GIVEN REQUEST:
Leave the pictures out, and retype all of the material exactly as written.

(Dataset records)

---+---

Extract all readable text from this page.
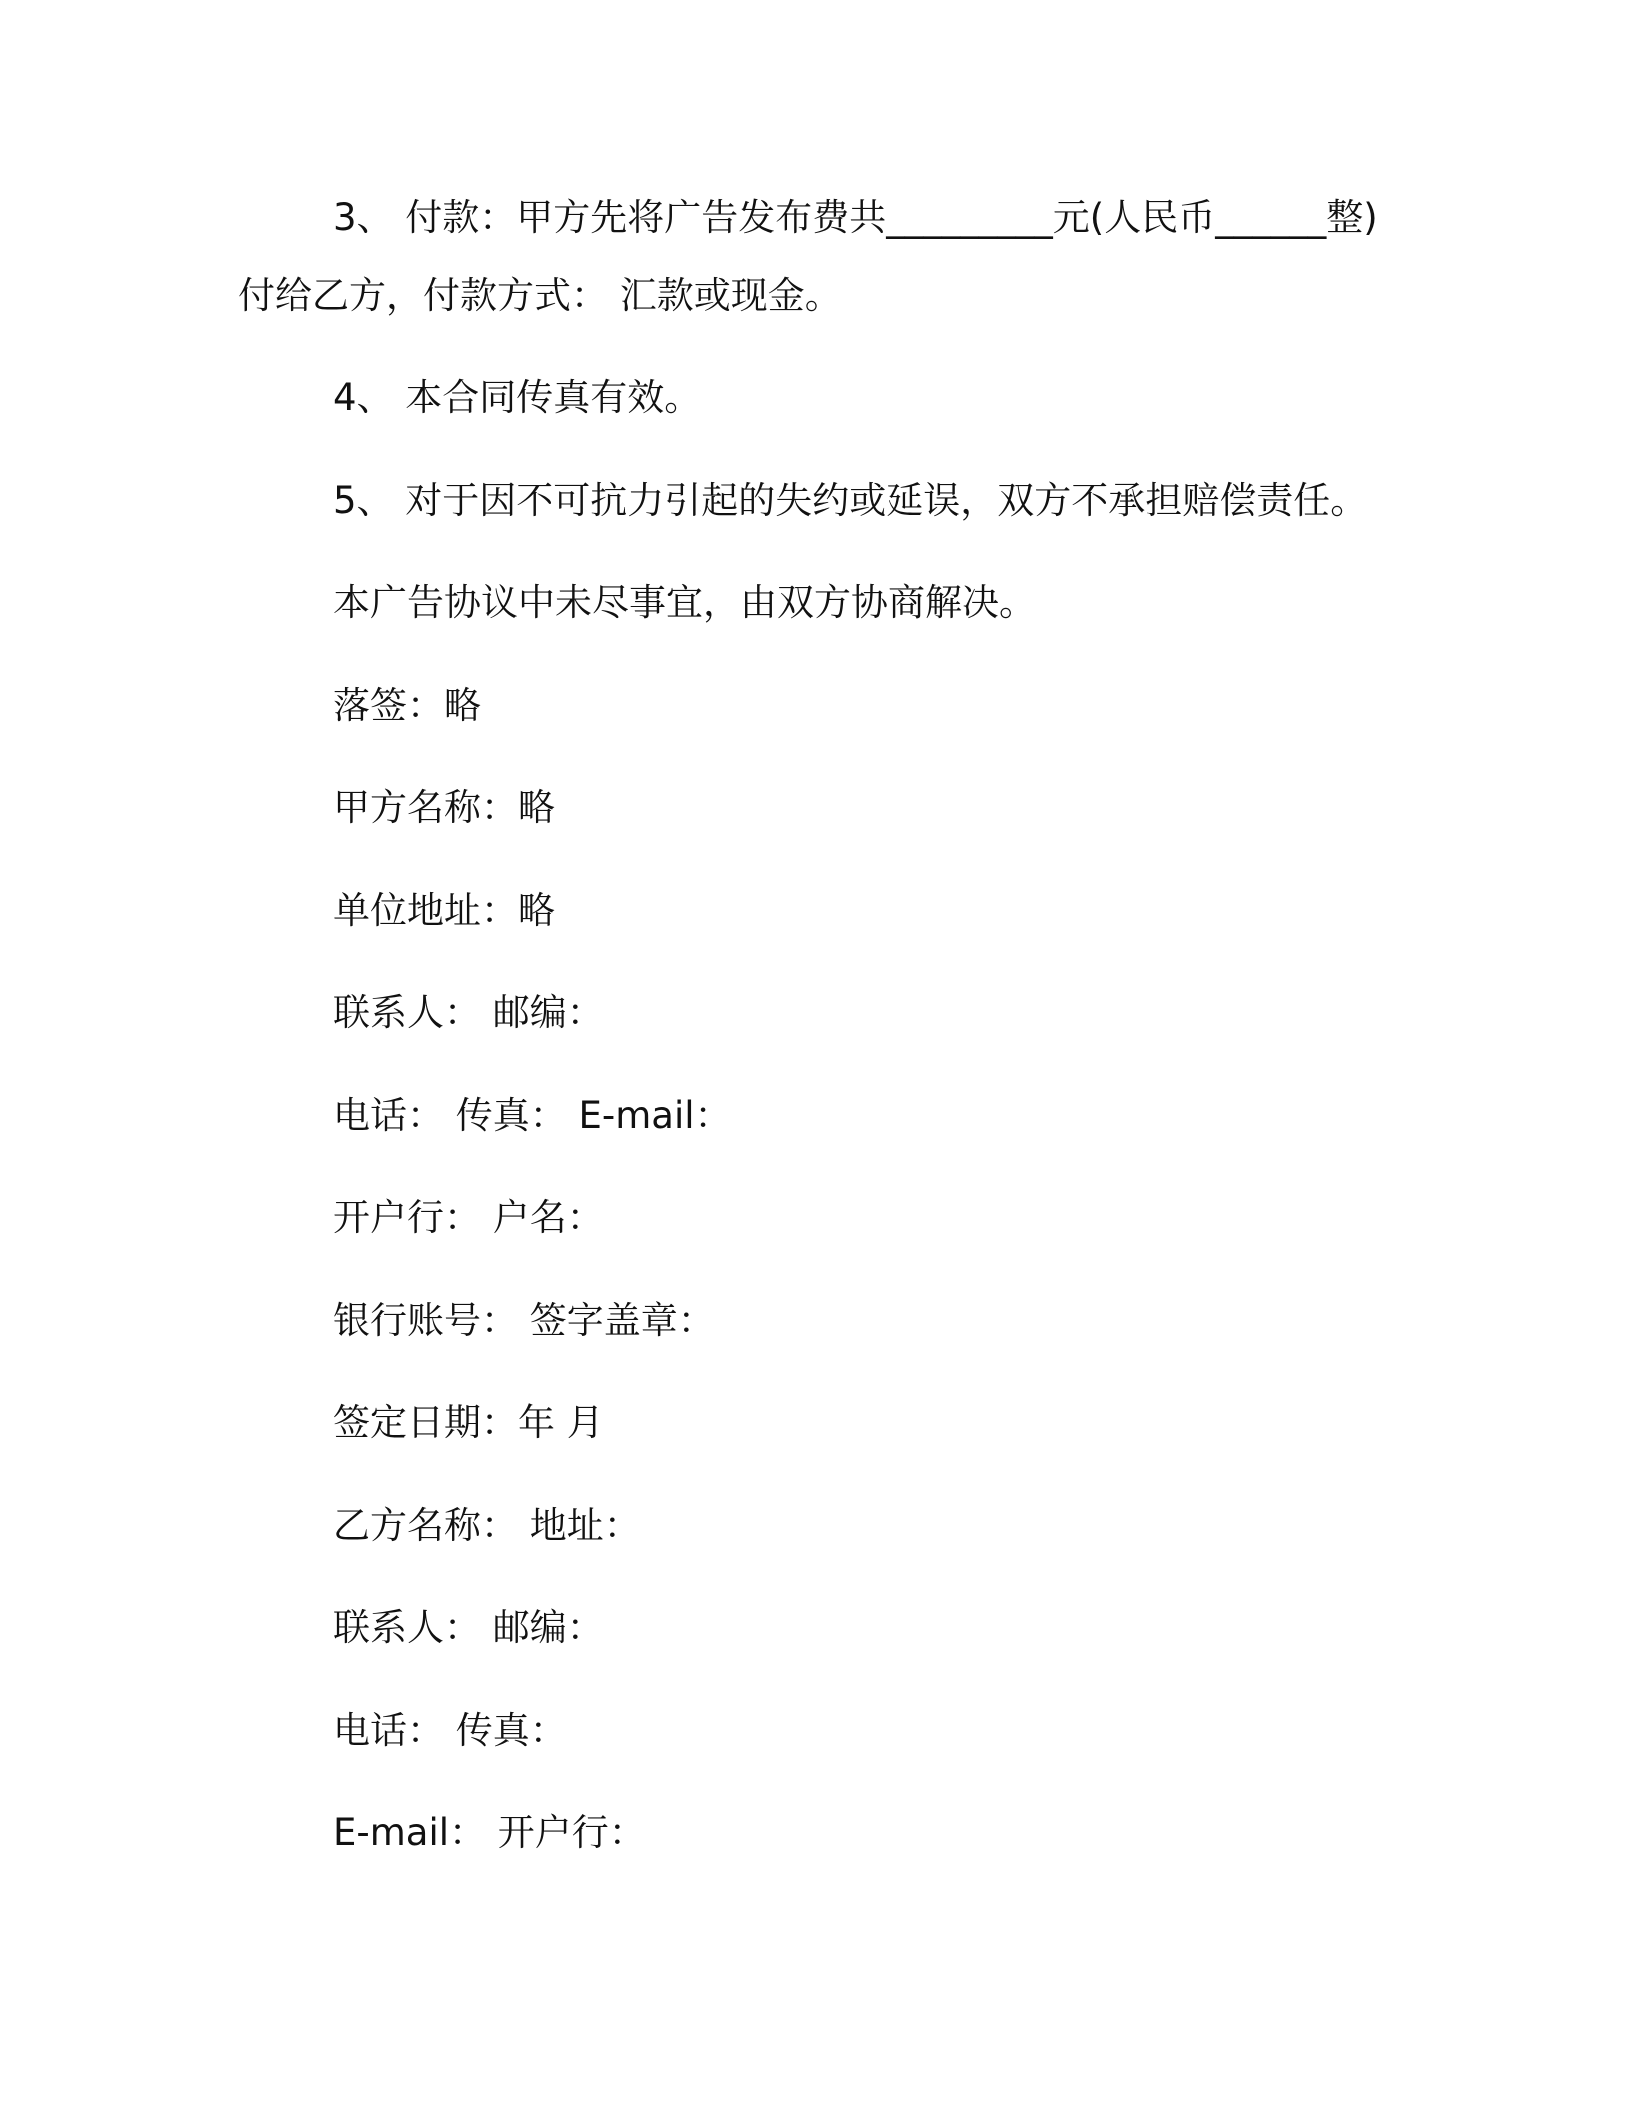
3、 付款：甲方先将广告发布费共_________元(人民币______整)
付给乙方，付款方式： 汇款或现金。
4、 本合同传真有效。
5、 对于因不可抗力引起的失约或延误，双方不承担赔偿责任。
本广告协议中未尽事宜，由双方协商解决。
落签：略
甲方名称：略
单位地址：略
联系人： 邮编：
电话： 传真： E-mail：
开户行： 户名：
银行账号： 签字盖章：
签定日期：年 月
乙方名称： 地址：
联系人： 邮编：
电话： 传真：
E-mail： 开户行：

---+---

RESULT FOR THIS EXERCISE:
Extract all readable text from this page.
3、 付款：甲方先将广告发布费共_________元(人民币______整)
付给乙方，付款方式： 汇款或现金。
4、 本合同传真有效。
5、 对于因不可抗力引起的失约或延误，双方不承担赔偿责任。
本广告协议中未尽事宜，由双方协商解决。
落签：略
甲方名称：略
单位地址：略
联系人： 邮编：
电话： 传真： E-mail：
开户行： 户名：
银行账号： 签字盖章：
签定日期：年 月
乙方名称： 地址：
联系人： 邮编：
电话： 传真：
E-mail： 开户行：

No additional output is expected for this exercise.